--- start of MATERIAL FOR THIS EXERCISE ---

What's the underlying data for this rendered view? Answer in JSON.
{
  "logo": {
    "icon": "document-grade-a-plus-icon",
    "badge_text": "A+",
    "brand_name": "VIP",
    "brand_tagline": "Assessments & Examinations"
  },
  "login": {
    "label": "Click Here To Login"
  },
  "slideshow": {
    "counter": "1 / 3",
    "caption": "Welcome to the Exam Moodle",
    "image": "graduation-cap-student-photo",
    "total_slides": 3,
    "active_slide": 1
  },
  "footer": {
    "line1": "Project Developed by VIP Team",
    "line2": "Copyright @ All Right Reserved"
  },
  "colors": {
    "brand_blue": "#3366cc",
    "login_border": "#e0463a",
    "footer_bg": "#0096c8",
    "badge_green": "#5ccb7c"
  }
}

--- end of MATERIAL FOR THIS EXERCISE ---

* [EXERCISE REQUIREMENTS] Please return the data above exactly as given.

* [WRITTEN SOLUTION]
What's the underlying data for this rendered view? Answer in JSON.
{
  "logo": {
    "icon": "document-grade-a-plus-icon",
    "badge_text": "A+",
    "brand_name": "VIP",
    "brand_tagline": "Assessments & Examinations"
  },
  "login": {
    "label": "Click Here To Login"
  },
  "slideshow": {
    "counter": "1 / 3",
    "caption": "Welcome to the Exam Moodle",
    "image": "graduation-cap-student-photo",
    "total_slides": 3,
    "active_slide": 1
  },
  "footer": {
    "line1": "Project Developed by VIP Team",
    "line2": "Copyright @ All Right Reserved"
  },
  "colors": {
    "brand_blue": "#3366cc",
    "login_border": "#e0463a",
    "footer_bg": "#0096c8",
    "badge_green": "#5ccb7c"
  }
}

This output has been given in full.